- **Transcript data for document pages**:
────────
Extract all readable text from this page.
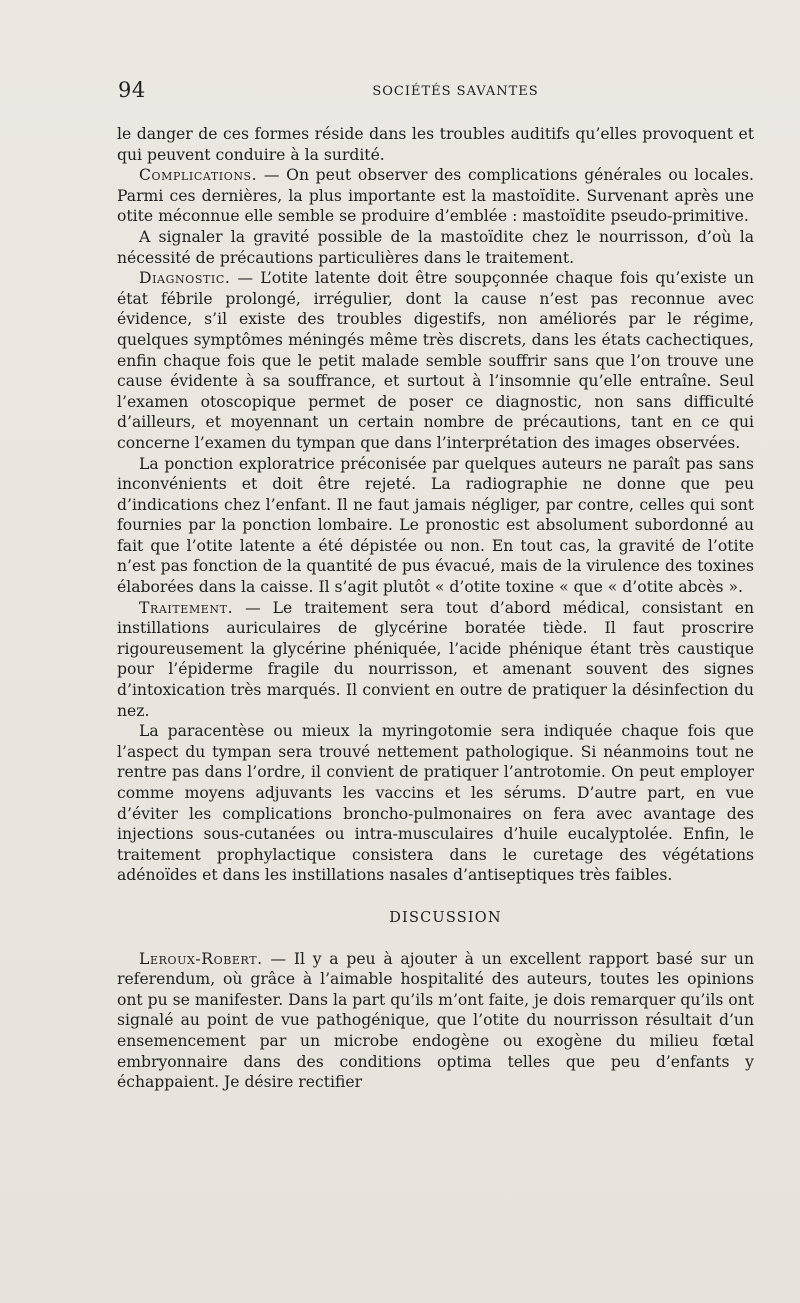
94	SOCIÉTÉS SAVANTES

le danger de ces formes réside dans les troubles auditifs qu’elles provoquent et qui peuvent conduire à la surdité.

Complications. — On peut observer des complications générales ou locales. Parmi ces dernières, la plus importante est la mastoïdite. Survenant après une otite méconnue elle semble se produire d’emblée : mastoïdite pseudo-primitive.

A signaler la gravité possible de la mastoïdite chez le nourrisson, d’où la nécessité de précautions particulières dans le traitement.

Diagnostic. — L’otite latente doit être soupçonnée chaque fois qu’existe un état fébrile prolongé, irrégulier, dont la cause n’est pas reconnue avec évidence, s’il existe des troubles digestifs, non améliorés par le régime, quelques symptômes méningés même très discrets, dans les états cachectiques, enfin chaque fois que le petit malade semble souffrir sans que l’on trouve une cause évidente à sa souffrance, et surtout à l’insomnie qu’elle entraîne. Seul l’examen otoscopique permet de poser ce diagnostic, non sans difficulté d’ailleurs, et moyennant un certain nombre de précautions, tant en ce qui concerne l’examen du tympan que dans l’interprétation des images observées.

La ponction exploratrice préconisée par quelques auteurs ne paraît pas sans inconvénients et doit être rejeté. La radiographie ne donne que peu d’indications chez l’enfant. Il ne faut jamais négliger, par contre, celles qui sont fournies par la ponction lombaire. Le pronostic est absolument subordonné au fait que l’otite latente a été dépistée ou non. En tout cas, la gravité de l’otite n’est pas fonction de la quantité de pus évacué, mais de la virulence des toxines élaborées dans la caisse. Il s’agit plutôt « d’otite toxine « que « d’otite abcès ».

Traitement. — Le traitement sera tout d’abord médical, consistant en instillations auriculaires de glycérine boratée tiède. Il faut proscrire rigoureusement la glycérine phéniquée, l’acide phénique étant très caustique pour l’épiderme fragile du nourrisson, et amenant souvent des signes d’intoxication très marqués. Il convient en outre de pratiquer la désinfection du nez.

La paracentèse ou mieux la myringotomie sera indiquée chaque fois que l’aspect du tympan sera trouvé nettement pathologique. Si néanmoins tout ne rentre pas dans l’ordre, il convient de pratiquer l’antrotomie. On peut employer comme moyens adjuvants les vaccins et les sérums. D’autre part, en vue d’éviter les complications broncho-pulmonaires on fera avec avantage des injections sous-cutanées ou intra-musculaires d’huile eucalyptolée. Enfin, le traitement prophylactique consistera dans le curetage des végétations adénoïdes et dans les instillations nasales d’antiseptiques très faibles.

DISCUSSION

Leroux-Robert. — Il y a peu à ajouter à un excellent rapport basé sur un referendum, où grâce à l’aimable hospitalité des auteurs, toutes les opinions ont pu se manifester. Dans la part qu’ils m’ont faite, je dois remarquer qu’ils ont signalé au point de vue pathogénique, que l’otite du nourrisson résultait d’un ensemencement par un microbe endogène ou exogène du milieu fœtal embryonnaire dans des conditions optima telles que peu d’enfants y échappaient. Je désire rectifier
────────
- **Exercise**:
Reproduce each line above precisely, with no pictures.

- **Your solution**:
Extract all readable text from this page.
94	SOCIÉTÉS SAVANTES

le danger de ces formes réside dans les troubles auditifs qu’elles provoquent et qui peuvent conduire à la surdité.

Complications. — On peut observer des complications générales ou locales. Parmi ces dernières, la plus importante est la mastoïdite. Survenant après une otite méconnue elle semble se produire d’emblée : mastoïdite pseudo-primitive.

A signaler la gravité possible de la mastoïdite chez le nourrisson, d’où la nécessité de précautions particulières dans le traitement.

Diagnostic. — L’otite latente doit être soupçonnée chaque fois qu’existe un état fébrile prolongé, irrégulier, dont la cause n’est pas reconnue avec évidence, s’il existe des troubles digestifs, non améliorés par le régime, quelques symptômes méningés même très discrets, dans les états cachectiques, enfin chaque fois que le petit malade semble souffrir sans que l’on trouve une cause évidente à sa souffrance, et surtout à l’insomnie qu’elle entraîne. Seul l’examen otoscopique permet de poser ce diagnostic, non sans difficulté d’ailleurs, et moyennant un certain nombre de précautions, tant en ce qui concerne l’examen du tympan que dans l’interprétation des images observées.

La ponction exploratrice préconisée par quelques auteurs ne paraît pas sans inconvénients et doit être rejeté. La radiographie ne donne que peu d’indications chez l’enfant. Il ne faut jamais négliger, par contre, celles qui sont fournies par la ponction lombaire. Le pronostic est absolument subordonné au fait que l’otite latente a été dépistée ou non. En tout cas, la gravité de l’otite n’est pas fonction de la quantité de pus évacué, mais de la virulence des toxines élaborées dans la caisse. Il s’agit plutôt « d’otite toxine « que « d’otite abcès ».

Traitement. — Le traitement sera tout d’abord médical, consistant en instillations auriculaires de glycérine boratée tiède. Il faut proscrire rigoureusement la glycérine phéniquée, l’acide phénique étant très caustique pour l’épiderme fragile du nourrisson, et amenant souvent des signes d’intoxication très marqués. Il convient en outre de pratiquer la désinfection du nez.

La paracentèse ou mieux la myringotomie sera indiquée chaque fois que l’aspect du tympan sera trouvé nettement pathologique. Si néanmoins tout ne rentre pas dans l’ordre, il convient de pratiquer l’antrotomie. On peut employer comme moyens adjuvants les vaccins et les sérums. D’autre part, en vue d’éviter les complications broncho-pulmonaires on fera avec avantage des injections sous-cutanées ou intra-musculaires d’huile eucalyptolée. Enfin, le traitement prophylactique consistera dans le curetage des végétations adénoïdes et dans les instillations nasales d’antiseptiques très faibles.

DISCUSSION

Leroux-Robert. — Il y a peu à ajouter à un excellent rapport basé sur un referendum, où grâce à l’aimable hospitalité des auteurs, toutes les opinions ont pu se manifester. Dans la part qu’ils m’ont faite, je dois remarquer qu’ils ont signalé au point de vue pathogénique, que l’otite du nourrisson résultait d’un ensemencement par un microbe endogène ou exogène du milieu fœtal embryonnaire dans des conditions optima telles que peu d’enfants y échappaient. Je désire rectifier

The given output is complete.